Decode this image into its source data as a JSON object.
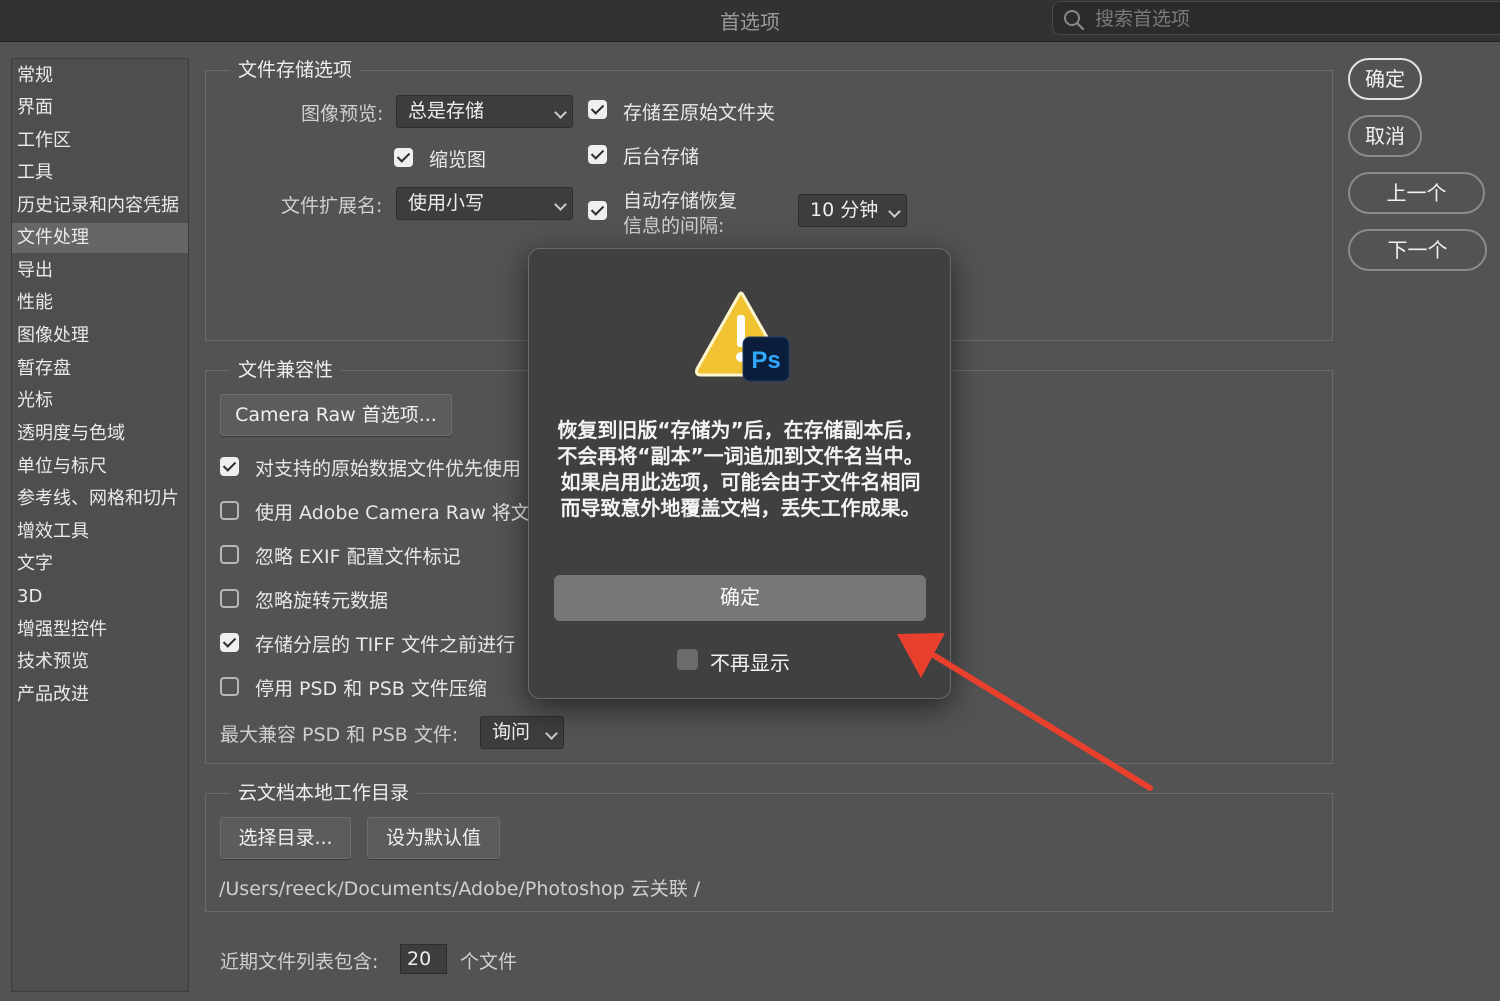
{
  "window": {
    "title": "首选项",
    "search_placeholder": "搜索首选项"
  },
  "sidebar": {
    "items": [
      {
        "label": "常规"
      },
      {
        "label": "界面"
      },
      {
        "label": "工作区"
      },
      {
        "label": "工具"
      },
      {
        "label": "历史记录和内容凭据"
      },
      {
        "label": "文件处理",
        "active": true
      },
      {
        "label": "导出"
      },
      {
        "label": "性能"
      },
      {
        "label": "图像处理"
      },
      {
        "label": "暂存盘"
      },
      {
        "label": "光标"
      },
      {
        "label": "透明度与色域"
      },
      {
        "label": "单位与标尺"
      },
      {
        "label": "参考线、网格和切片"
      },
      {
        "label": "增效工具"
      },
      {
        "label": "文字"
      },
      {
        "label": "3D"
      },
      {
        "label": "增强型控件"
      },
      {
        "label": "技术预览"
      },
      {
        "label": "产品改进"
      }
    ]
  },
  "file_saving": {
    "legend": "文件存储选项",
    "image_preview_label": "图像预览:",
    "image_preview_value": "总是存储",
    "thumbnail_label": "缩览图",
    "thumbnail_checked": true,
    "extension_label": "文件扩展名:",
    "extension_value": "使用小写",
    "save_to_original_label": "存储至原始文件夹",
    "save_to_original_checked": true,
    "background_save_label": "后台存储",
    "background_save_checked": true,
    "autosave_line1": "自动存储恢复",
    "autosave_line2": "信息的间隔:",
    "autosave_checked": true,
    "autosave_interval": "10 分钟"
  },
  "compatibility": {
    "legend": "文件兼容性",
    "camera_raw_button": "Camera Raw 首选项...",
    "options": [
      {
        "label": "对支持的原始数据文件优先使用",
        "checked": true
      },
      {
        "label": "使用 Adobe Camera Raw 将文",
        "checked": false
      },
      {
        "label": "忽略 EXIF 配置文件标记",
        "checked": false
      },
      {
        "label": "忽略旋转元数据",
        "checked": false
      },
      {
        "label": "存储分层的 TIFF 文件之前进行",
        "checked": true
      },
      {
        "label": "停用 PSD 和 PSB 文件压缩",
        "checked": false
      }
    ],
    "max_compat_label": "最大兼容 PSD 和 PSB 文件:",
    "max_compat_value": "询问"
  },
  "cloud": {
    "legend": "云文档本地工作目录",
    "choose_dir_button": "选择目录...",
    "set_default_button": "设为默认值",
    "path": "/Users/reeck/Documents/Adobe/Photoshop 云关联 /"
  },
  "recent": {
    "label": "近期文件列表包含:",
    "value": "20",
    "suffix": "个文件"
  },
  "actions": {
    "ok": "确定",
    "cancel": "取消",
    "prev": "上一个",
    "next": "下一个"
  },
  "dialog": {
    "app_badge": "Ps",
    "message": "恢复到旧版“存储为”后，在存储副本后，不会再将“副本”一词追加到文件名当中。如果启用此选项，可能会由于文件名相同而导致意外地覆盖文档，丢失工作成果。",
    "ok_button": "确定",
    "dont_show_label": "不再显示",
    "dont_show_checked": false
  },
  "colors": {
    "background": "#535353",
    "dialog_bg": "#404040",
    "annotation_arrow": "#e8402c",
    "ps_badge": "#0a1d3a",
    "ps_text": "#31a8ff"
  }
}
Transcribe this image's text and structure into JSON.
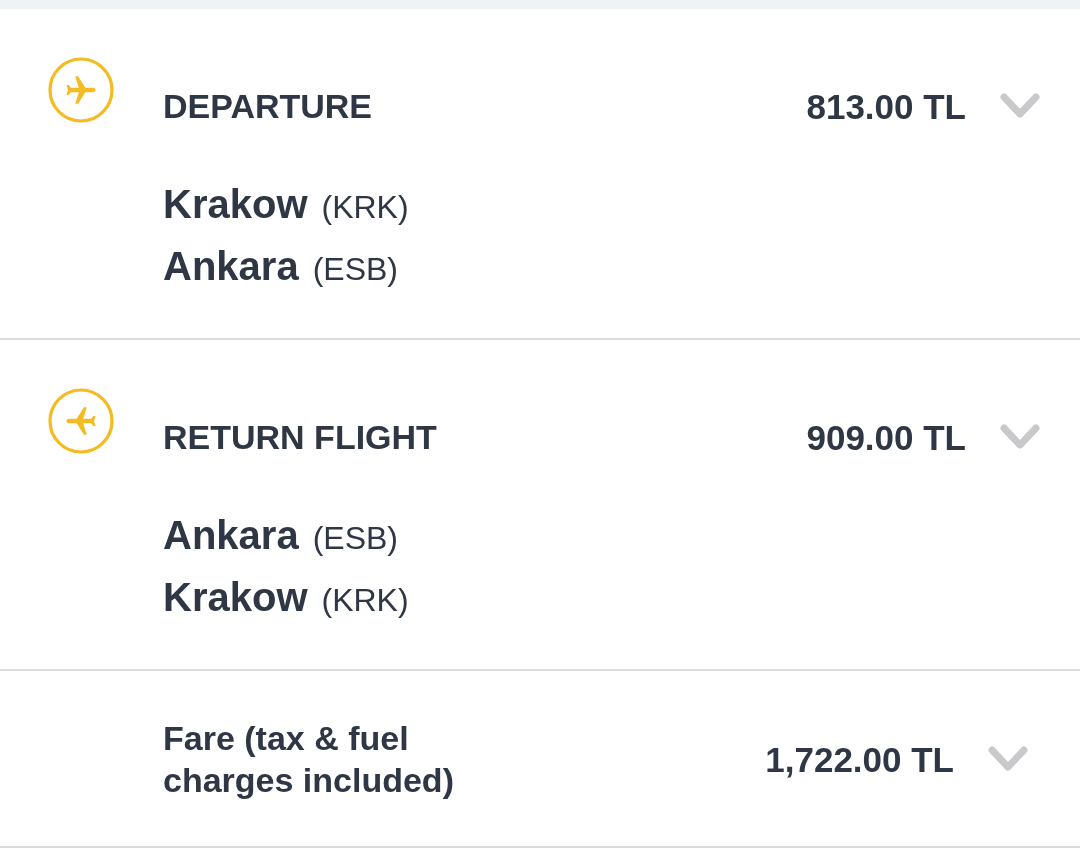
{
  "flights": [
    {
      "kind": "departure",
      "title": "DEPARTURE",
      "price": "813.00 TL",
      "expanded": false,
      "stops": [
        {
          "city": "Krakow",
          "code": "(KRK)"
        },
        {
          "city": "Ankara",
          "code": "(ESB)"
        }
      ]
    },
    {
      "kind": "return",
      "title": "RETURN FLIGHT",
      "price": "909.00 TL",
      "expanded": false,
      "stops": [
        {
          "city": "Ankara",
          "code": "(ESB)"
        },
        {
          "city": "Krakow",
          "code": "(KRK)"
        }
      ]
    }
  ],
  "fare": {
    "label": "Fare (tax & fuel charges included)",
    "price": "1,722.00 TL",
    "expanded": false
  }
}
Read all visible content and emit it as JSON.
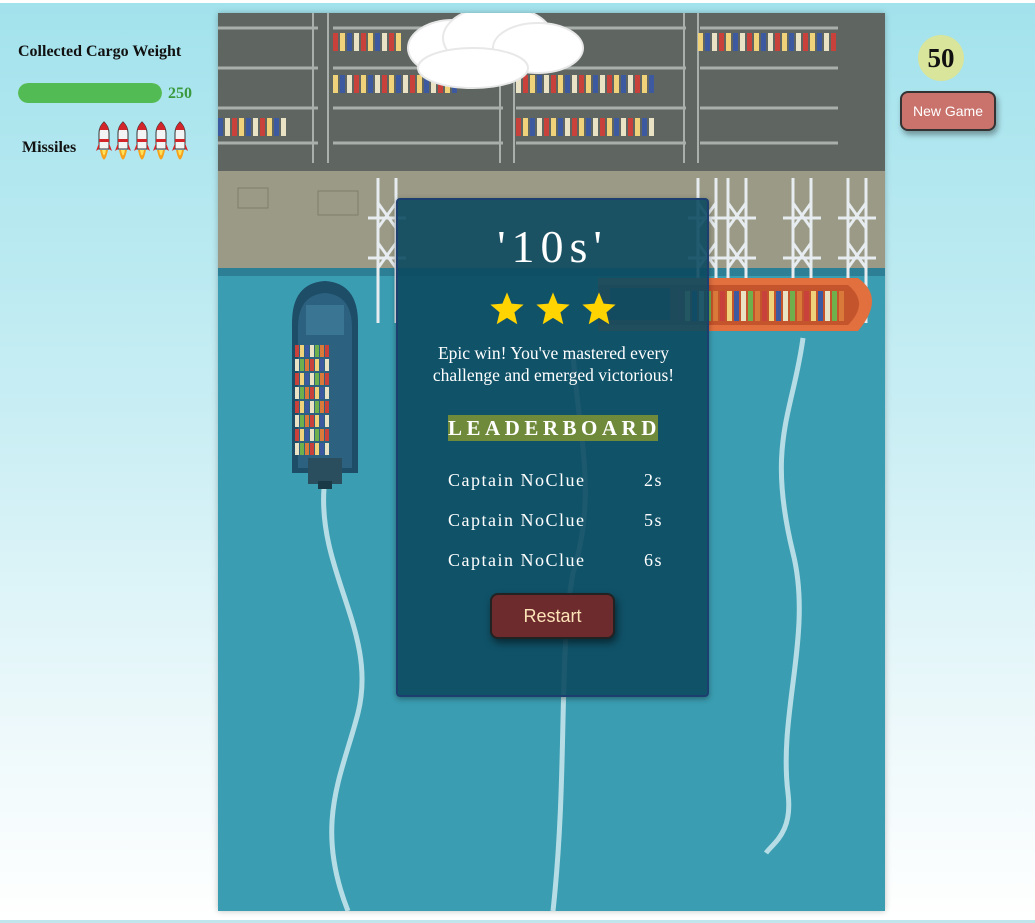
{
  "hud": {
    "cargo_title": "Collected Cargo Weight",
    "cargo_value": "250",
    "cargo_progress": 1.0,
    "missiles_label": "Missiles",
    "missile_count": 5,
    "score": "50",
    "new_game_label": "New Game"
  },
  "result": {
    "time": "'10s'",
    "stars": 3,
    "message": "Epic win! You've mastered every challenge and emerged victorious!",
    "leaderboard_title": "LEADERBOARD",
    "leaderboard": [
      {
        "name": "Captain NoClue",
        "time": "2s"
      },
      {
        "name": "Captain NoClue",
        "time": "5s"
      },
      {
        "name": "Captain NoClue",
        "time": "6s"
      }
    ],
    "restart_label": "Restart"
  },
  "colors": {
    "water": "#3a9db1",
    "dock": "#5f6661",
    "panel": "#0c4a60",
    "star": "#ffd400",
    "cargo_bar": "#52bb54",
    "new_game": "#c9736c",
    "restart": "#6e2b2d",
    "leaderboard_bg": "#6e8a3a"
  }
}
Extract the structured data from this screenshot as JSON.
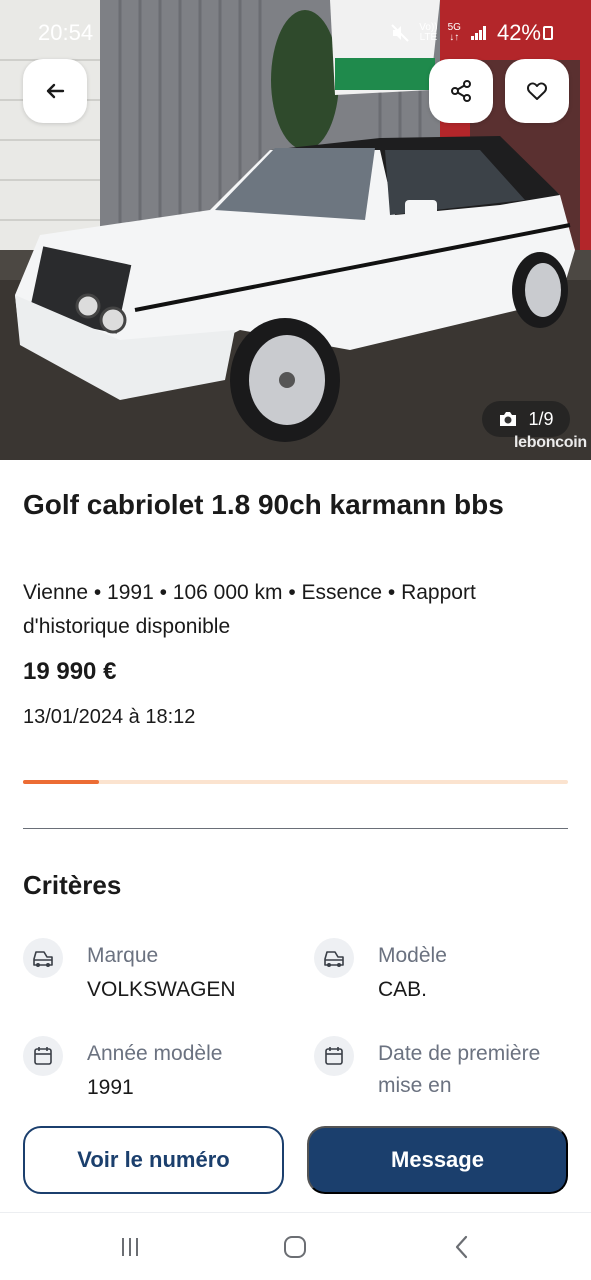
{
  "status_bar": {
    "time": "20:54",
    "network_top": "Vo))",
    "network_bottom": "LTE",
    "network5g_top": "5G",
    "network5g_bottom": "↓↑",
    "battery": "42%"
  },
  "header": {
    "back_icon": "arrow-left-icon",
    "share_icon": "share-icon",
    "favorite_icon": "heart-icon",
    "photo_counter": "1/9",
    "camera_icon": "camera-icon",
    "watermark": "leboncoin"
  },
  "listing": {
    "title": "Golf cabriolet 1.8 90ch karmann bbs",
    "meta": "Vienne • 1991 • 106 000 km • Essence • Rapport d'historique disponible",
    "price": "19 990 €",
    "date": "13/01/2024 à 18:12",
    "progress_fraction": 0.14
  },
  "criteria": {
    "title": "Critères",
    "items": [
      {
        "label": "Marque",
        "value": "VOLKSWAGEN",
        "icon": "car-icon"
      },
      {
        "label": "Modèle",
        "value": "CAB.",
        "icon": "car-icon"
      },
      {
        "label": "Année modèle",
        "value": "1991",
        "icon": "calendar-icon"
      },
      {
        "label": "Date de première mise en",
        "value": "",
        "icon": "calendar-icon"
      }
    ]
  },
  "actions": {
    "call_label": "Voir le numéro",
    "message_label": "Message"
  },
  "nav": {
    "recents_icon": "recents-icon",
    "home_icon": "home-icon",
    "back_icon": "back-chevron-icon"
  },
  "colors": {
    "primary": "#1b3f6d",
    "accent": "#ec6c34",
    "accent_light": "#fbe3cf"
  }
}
--
Copy the listing exactly. Any image in it stays out of the copy.

Decode this image into its source data as a JSON object.
{
  "window": {
    "title": "首选项",
    "search_placeholder": "搜索首选项"
  },
  "sidebar": {
    "items": [
      {
        "label": "常规"
      },
      {
        "label": "界面"
      },
      {
        "label": "工作区"
      },
      {
        "label": "工具"
      },
      {
        "label": "历史记录和内容凭据"
      },
      {
        "label": "文件处理",
        "active": true
      },
      {
        "label": "导出"
      },
      {
        "label": "性能"
      },
      {
        "label": "图像处理"
      },
      {
        "label": "暂存盘"
      },
      {
        "label": "光标"
      },
      {
        "label": "透明度与色域"
      },
      {
        "label": "单位与标尺"
      },
      {
        "label": "参考线、网格和切片"
      },
      {
        "label": "增效工具"
      },
      {
        "label": "文字"
      },
      {
        "label": "3D"
      },
      {
        "label": "增强型控件"
      },
      {
        "label": "技术预览"
      },
      {
        "label": "产品改进"
      }
    ]
  },
  "file_saving": {
    "legend": "文件存储选项",
    "image_preview_label": "图像预览:",
    "image_preview_value": "总是存储",
    "thumbnail_label": "缩览图",
    "thumbnail_checked": true,
    "extension_label": "文件扩展名:",
    "extension_value": "使用小写",
    "save_to_original_label": "存储至原始文件夹",
    "save_to_original_checked": true,
    "background_save_label": "后台存储",
    "background_save_checked": true,
    "autosave_line1": "自动存储恢复",
    "autosave_line2": "信息的间隔:",
    "autosave_checked": true,
    "autosave_interval": "10 分钟"
  },
  "compatibility": {
    "legend": "文件兼容性",
    "camera_raw_button": "Camera Raw 首选项...",
    "options": [
      {
        "label": "对支持的原始数据文件优先使用",
        "checked": true
      },
      {
        "label": "使用 Adobe Camera Raw 将文",
        "checked": false
      },
      {
        "label": "忽略 EXIF 配置文件标记",
        "checked": false
      },
      {
        "label": "忽略旋转元数据",
        "checked": false
      },
      {
        "label": "存储分层的 TIFF 文件之前进行",
        "checked": true
      },
      {
        "label": "停用 PSD 和 PSB 文件压缩",
        "checked": false
      }
    ],
    "max_compat_label": "最大兼容 PSD 和 PSB 文件:",
    "max_compat_value": "询问"
  },
  "cloud": {
    "legend": "云文档本地工作目录",
    "choose_dir_button": "选择目录...",
    "set_default_button": "设为默认值",
    "path": "/Users/reeck/Documents/Adobe/Photoshop 云关联 /"
  },
  "recent": {
    "label": "近期文件列表包含:",
    "value": "20",
    "suffix": "个文件"
  },
  "actions": {
    "ok": "确定",
    "cancel": "取消",
    "prev": "上一个",
    "next": "下一个"
  },
  "dialog": {
    "app_badge": "Ps",
    "message": "恢复到旧版“存储为”后，在存储副本后，不会再将“副本”一词追加到文件名当中。如果启用此选项，可能会由于文件名相同而导致意外地覆盖文档，丢失工作成果。",
    "ok_button": "确定",
    "dont_show_label": "不再显示",
    "dont_show_checked": false
  },
  "colors": {
    "background": "#535353",
    "dialog_bg": "#404040",
    "annotation_arrow": "#e8402c",
    "ps_badge": "#0a1d3a",
    "ps_text": "#31a8ff"
  }
}
Transcribe this image's text and structure into JSON.
{
  "flights": [
    {
      "kind": "departure",
      "title": "DEPARTURE",
      "price": "813.00 TL",
      "expanded": false,
      "stops": [
        {
          "city": "Krakow",
          "code": "(KRK)"
        },
        {
          "city": "Ankara",
          "code": "(ESB)"
        }
      ]
    },
    {
      "kind": "return",
      "title": "RETURN FLIGHT",
      "price": "909.00 TL",
      "expanded": false,
      "stops": [
        {
          "city": "Ankara",
          "code": "(ESB)"
        },
        {
          "city": "Krakow",
          "code": "(KRK)"
        }
      ]
    }
  ],
  "fare": {
    "label": "Fare (tax & fuel charges included)",
    "price": "1,722.00 TL",
    "expanded": false
  }
}
Read all visible content and emit it as JSON.
{
  "hud": {
    "cargo_title": "Collected Cargo Weight",
    "cargo_value": "250",
    "cargo_progress": 1.0,
    "missiles_label": "Missiles",
    "missile_count": 5,
    "score": "50",
    "new_game_label": "New Game"
  },
  "result": {
    "time": "'10s'",
    "stars": 3,
    "message": "Epic win! You've mastered every challenge and emerged victorious!",
    "leaderboard_title": "LEADERBOARD",
    "leaderboard": [
      {
        "name": "Captain NoClue",
        "time": "2s"
      },
      {
        "name": "Captain NoClue",
        "time": "5s"
      },
      {
        "name": "Captain NoClue",
        "time": "6s"
      }
    ],
    "restart_label": "Restart"
  },
  "colors": {
    "water": "#3a9db1",
    "dock": "#5f6661",
    "panel": "#0c4a60",
    "star": "#ffd400",
    "cargo_bar": "#52bb54",
    "new_game": "#c9736c",
    "restart": "#6e2b2d",
    "leaderboard_bg": "#6e8a3a"
  }
}
Extract the structured data from this screenshot as JSON.
{
  "status_bar": {
    "time": "20:54",
    "network_top": "Vo))",
    "network_bottom": "LTE",
    "network5g_top": "5G",
    "network5g_bottom": "↓↑",
    "battery": "42%"
  },
  "header": {
    "back_icon": "arrow-left-icon",
    "share_icon": "share-icon",
    "favorite_icon": "heart-icon",
    "photo_counter": "1/9",
    "camera_icon": "camera-icon",
    "watermark": "leboncoin"
  },
  "listing": {
    "title": "Golf cabriolet 1.8 90ch karmann bbs",
    "meta": "Vienne • 1991 • 106 000 km • Essence • Rapport d'historique disponible",
    "price": "19 990 €",
    "date": "13/01/2024 à 18:12",
    "progress_fraction": 0.14
  },
  "criteria": {
    "title": "Critères",
    "items": [
      {
        "label": "Marque",
        "value": "VOLKSWAGEN",
        "icon": "car-icon"
      },
      {
        "label": "Modèle",
        "value": "CAB.",
        "icon": "car-icon"
      },
      {
        "label": "Année modèle",
        "value": "1991",
        "icon": "calendar-icon"
      },
      {
        "label": "Date de première mise en",
        "value": "",
        "icon": "calendar-icon"
      }
    ]
  },
  "actions": {
    "call_label": "Voir le numéro",
    "message_label": "Message"
  },
  "nav": {
    "recents_icon": "recents-icon",
    "home_icon": "home-icon",
    "back_icon": "back-chevron-icon"
  },
  "colors": {
    "primary": "#1b3f6d",
    "accent": "#ec6c34",
    "accent_light": "#fbe3cf"
  }
}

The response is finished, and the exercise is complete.